___ Task inputs

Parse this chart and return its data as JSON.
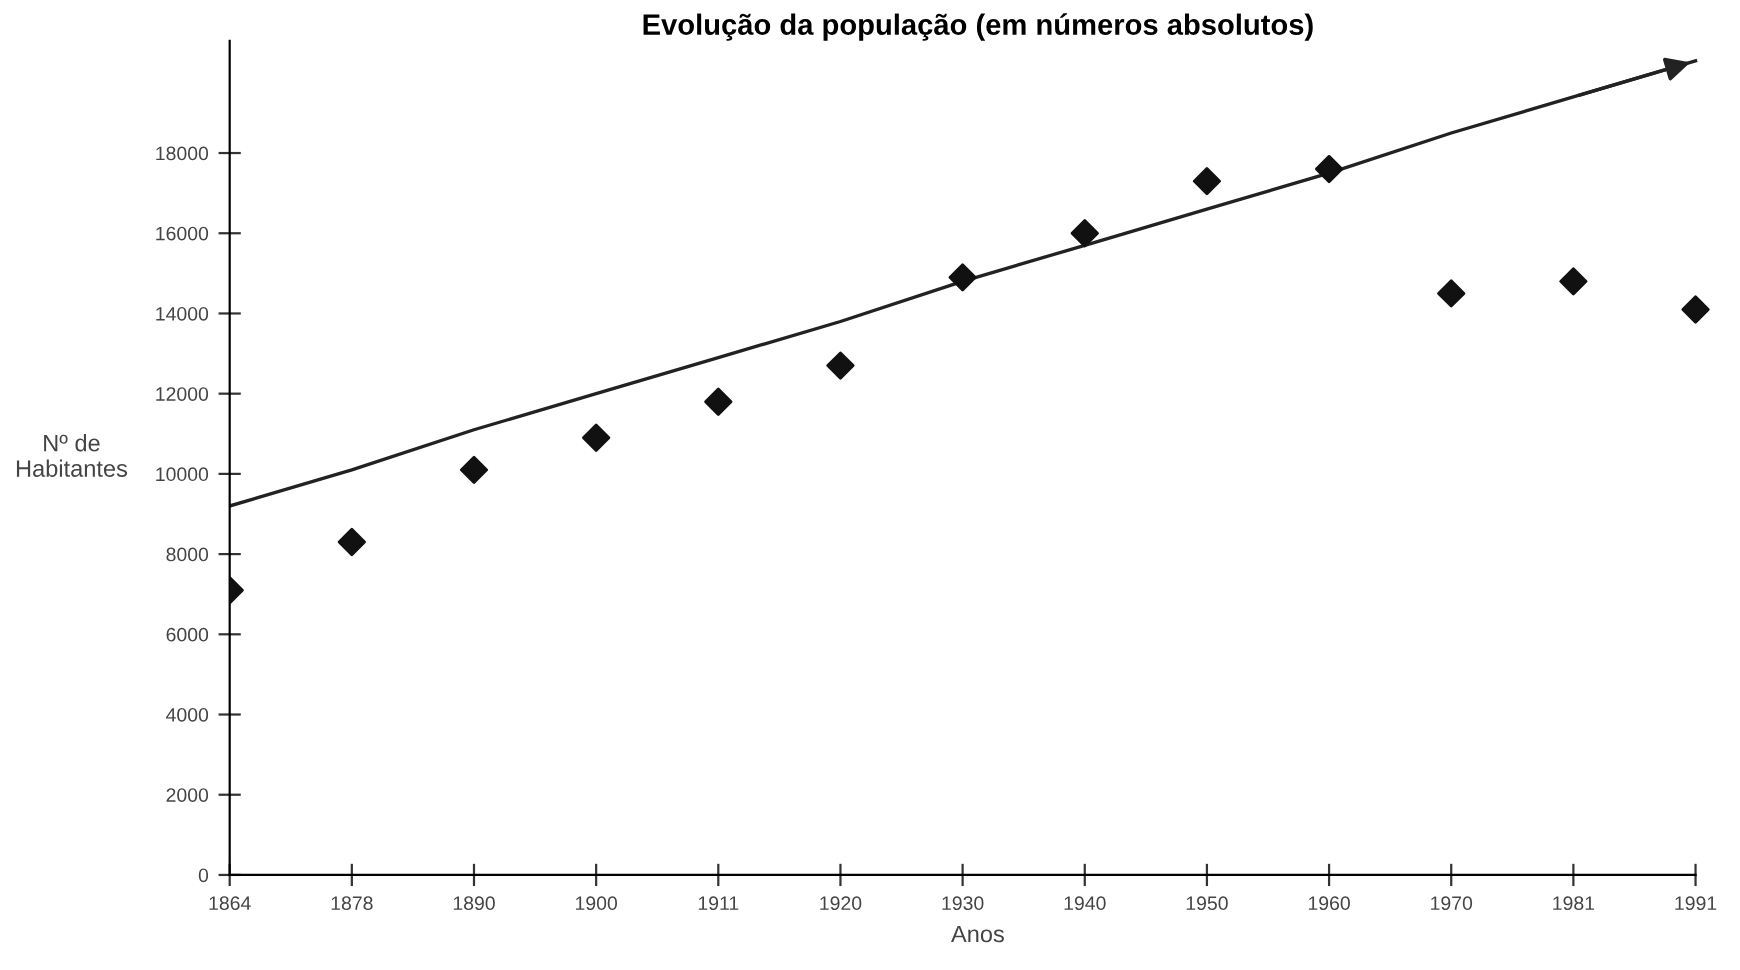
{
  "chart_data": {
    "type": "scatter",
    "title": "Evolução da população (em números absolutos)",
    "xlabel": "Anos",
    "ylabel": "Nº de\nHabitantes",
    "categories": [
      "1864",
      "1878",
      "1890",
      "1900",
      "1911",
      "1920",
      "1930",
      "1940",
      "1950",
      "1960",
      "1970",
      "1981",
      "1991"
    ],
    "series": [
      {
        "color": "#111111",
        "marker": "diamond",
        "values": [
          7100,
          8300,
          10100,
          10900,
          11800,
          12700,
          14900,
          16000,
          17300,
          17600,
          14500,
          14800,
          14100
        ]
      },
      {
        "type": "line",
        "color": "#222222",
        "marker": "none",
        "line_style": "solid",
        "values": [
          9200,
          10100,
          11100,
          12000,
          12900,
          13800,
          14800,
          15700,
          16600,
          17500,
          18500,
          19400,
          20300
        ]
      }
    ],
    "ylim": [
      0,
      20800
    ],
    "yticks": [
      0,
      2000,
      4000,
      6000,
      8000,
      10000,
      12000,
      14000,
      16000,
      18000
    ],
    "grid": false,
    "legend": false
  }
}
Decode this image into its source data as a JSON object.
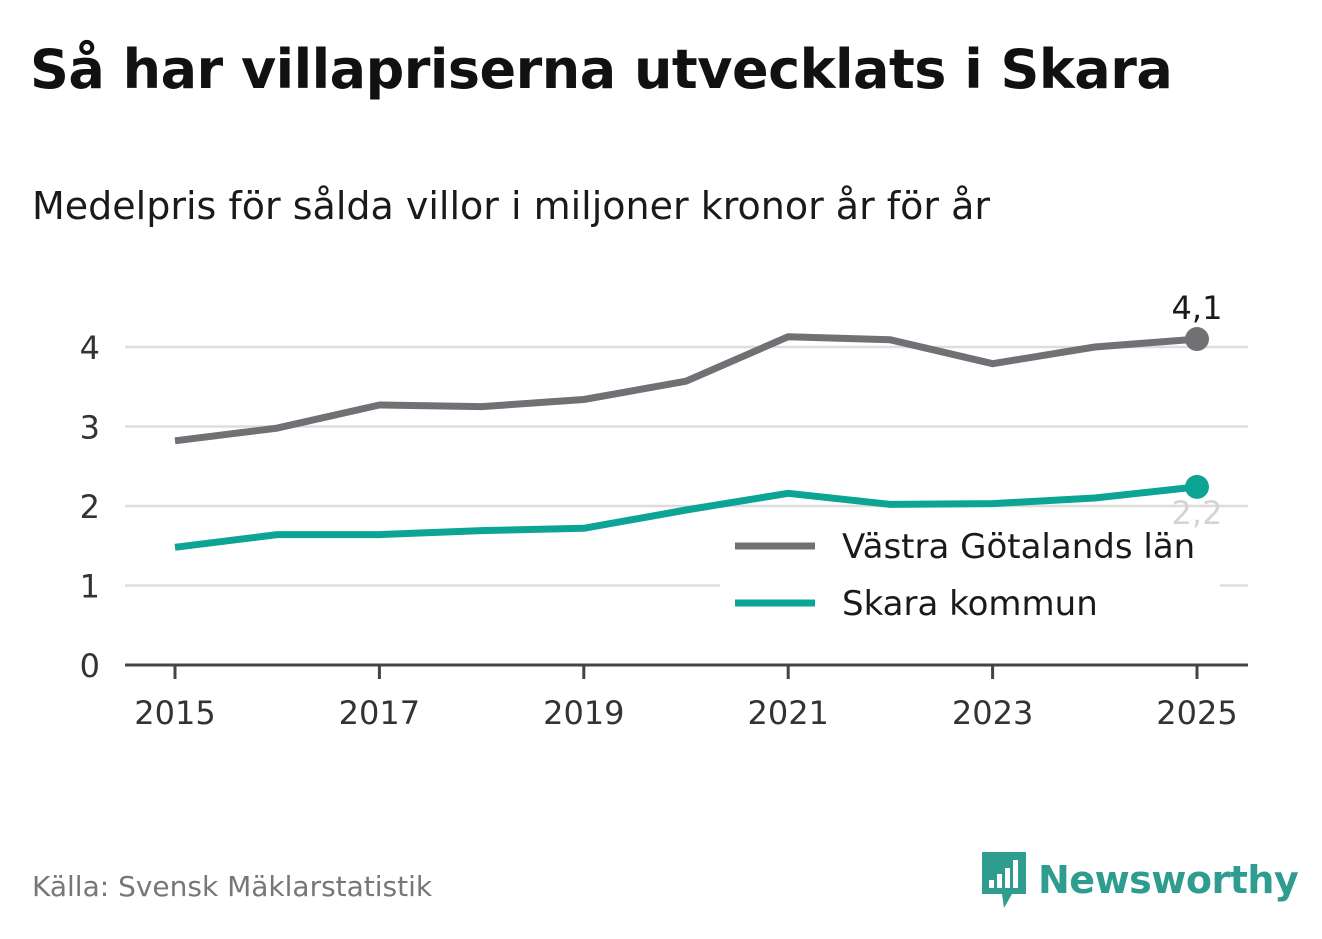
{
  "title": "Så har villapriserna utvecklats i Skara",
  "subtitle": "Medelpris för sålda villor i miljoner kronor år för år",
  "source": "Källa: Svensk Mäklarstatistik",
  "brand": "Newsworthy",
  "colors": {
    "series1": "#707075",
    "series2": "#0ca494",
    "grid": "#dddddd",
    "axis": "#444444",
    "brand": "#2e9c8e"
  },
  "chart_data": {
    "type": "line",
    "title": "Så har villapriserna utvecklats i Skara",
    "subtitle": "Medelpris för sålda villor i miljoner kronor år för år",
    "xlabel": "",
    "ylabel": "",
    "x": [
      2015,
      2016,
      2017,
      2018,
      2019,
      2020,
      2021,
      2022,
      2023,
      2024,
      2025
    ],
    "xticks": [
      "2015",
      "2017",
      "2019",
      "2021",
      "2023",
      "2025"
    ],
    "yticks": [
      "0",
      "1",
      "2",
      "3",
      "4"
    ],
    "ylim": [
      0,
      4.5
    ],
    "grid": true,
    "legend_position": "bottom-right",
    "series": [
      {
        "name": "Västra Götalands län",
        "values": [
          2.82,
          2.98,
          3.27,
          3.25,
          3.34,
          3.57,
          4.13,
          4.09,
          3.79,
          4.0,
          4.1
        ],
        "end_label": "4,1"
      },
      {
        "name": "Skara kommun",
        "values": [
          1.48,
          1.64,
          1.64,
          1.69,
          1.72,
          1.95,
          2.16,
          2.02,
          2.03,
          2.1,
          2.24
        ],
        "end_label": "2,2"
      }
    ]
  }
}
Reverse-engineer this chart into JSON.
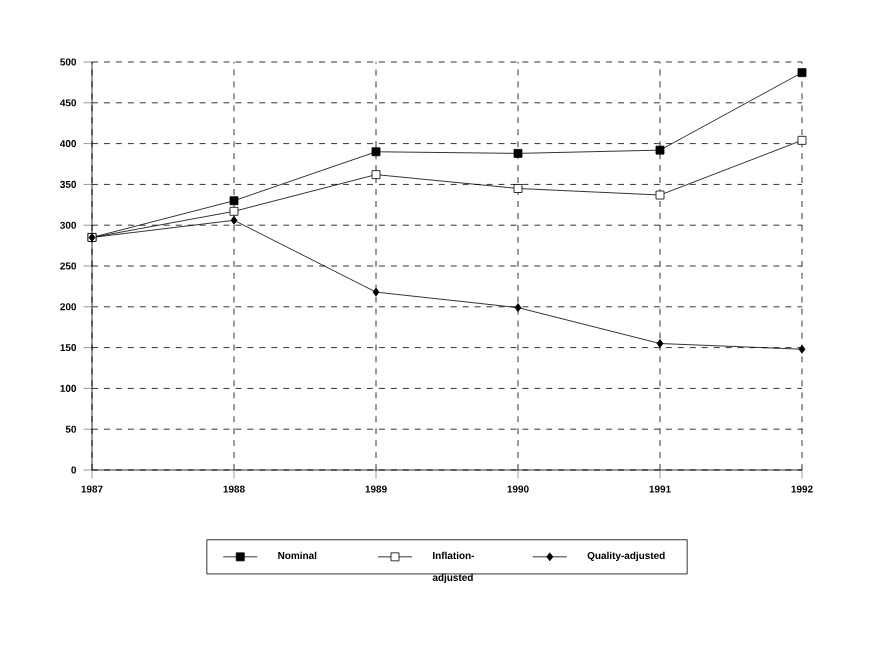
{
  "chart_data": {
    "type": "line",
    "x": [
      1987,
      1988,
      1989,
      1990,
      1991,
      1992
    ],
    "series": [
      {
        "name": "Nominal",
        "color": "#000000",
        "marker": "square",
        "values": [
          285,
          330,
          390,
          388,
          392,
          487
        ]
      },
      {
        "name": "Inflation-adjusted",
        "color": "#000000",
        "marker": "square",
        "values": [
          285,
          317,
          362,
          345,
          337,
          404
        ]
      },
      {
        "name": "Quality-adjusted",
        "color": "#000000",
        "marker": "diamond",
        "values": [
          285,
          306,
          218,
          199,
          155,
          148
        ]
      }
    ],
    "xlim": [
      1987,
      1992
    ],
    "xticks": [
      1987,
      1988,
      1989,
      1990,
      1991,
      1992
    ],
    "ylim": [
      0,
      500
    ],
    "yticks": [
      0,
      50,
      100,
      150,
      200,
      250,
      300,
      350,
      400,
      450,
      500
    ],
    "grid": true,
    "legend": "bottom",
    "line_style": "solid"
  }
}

______

__Task brief__
The records above are to be quoted exactly, with all pictures left out.

__Correct response__
Parse this chart and return its data as JSON.
{
  "chart_data": {
    "type": "scatter",
    "title": "Evolução da população (em números absolutos)",
    "xlabel": "Anos",
    "ylabel": "Nº de\nHabitantes",
    "categories": [
      "1864",
      "1878",
      "1890",
      "1900",
      "1911",
      "1920",
      "1930",
      "1940",
      "1950",
      "1960",
      "1970",
      "1981",
      "1991"
    ],
    "series": [
      {
        "color": "#111111",
        "marker": "diamond",
        "values": [
          7100,
          8300,
          10100,
          10900,
          11800,
          12700,
          14900,
          16000,
          17300,
          17600,
          14500,
          14800,
          14100
        ]
      },
      {
        "type": "line",
        "color": "#222222",
        "marker": "none",
        "line_style": "solid",
        "values": [
          9200,
          10100,
          11100,
          12000,
          12900,
          13800,
          14800,
          15700,
          16600,
          17500,
          18500,
          19400,
          20300
        ]
      }
    ],
    "ylim": [
      0,
      20800
    ],
    "yticks": [
      0,
      2000,
      4000,
      6000,
      8000,
      10000,
      12000,
      14000,
      16000,
      18000
    ],
    "grid": false,
    "legend": false
  }
}
Decode this image into its source data as a JSON object.
{
  "title": "Så har villapriserna utvecklats i Skara",
  "subtitle": "Medelpris för sålda villor i miljoner kronor år för år",
  "source": "Källa: Svensk Mäklarstatistik",
  "brand": "Newsworthy",
  "colors": {
    "series1": "#707075",
    "series2": "#0ca494",
    "grid": "#dddddd",
    "axis": "#444444",
    "brand": "#2e9c8e"
  },
  "chart_data": {
    "type": "line",
    "title": "Så har villapriserna utvecklats i Skara",
    "subtitle": "Medelpris för sålda villor i miljoner kronor år för år",
    "xlabel": "",
    "ylabel": "",
    "x": [
      2015,
      2016,
      2017,
      2018,
      2019,
      2020,
      2021,
      2022,
      2023,
      2024,
      2025
    ],
    "xticks": [
      "2015",
      "2017",
      "2019",
      "2021",
      "2023",
      "2025"
    ],
    "yticks": [
      "0",
      "1",
      "2",
      "3",
      "4"
    ],
    "ylim": [
      0,
      4.5
    ],
    "grid": true,
    "legend_position": "bottom-right",
    "series": [
      {
        "name": "Västra Götalands län",
        "values": [
          2.82,
          2.98,
          3.27,
          3.25,
          3.34,
          3.57,
          4.13,
          4.09,
          3.79,
          4.0,
          4.1
        ],
        "end_label": "4,1"
      },
      {
        "name": "Skara kommun",
        "values": [
          1.48,
          1.64,
          1.64,
          1.69,
          1.72,
          1.95,
          2.16,
          2.02,
          2.03,
          2.1,
          2.24
        ],
        "end_label": "2,2"
      }
    ]
  }
}
Reverse-engineer this chart into JSON.
{
  "chart_data": {
    "type": "line",
    "x": [
      1987,
      1988,
      1989,
      1990,
      1991,
      1992
    ],
    "series": [
      {
        "name": "Nominal",
        "color": "#000000",
        "marker": "square",
        "values": [
          285,
          330,
          390,
          388,
          392,
          487
        ]
      },
      {
        "name": "Inflation-adjusted",
        "color": "#000000",
        "marker": "square",
        "values": [
          285,
          317,
          362,
          345,
          337,
          404
        ]
      },
      {
        "name": "Quality-adjusted",
        "color": "#000000",
        "marker": "diamond",
        "values": [
          285,
          306,
          218,
          199,
          155,
          148
        ]
      }
    ],
    "xlim": [
      1987,
      1992
    ],
    "xticks": [
      1987,
      1988,
      1989,
      1990,
      1991,
      1992
    ],
    "ylim": [
      0,
      500
    ],
    "yticks": [
      0,
      50,
      100,
      150,
      200,
      250,
      300,
      350,
      400,
      450,
      500
    ],
    "grid": true,
    "legend": "bottom",
    "line_style": "solid"
  }
}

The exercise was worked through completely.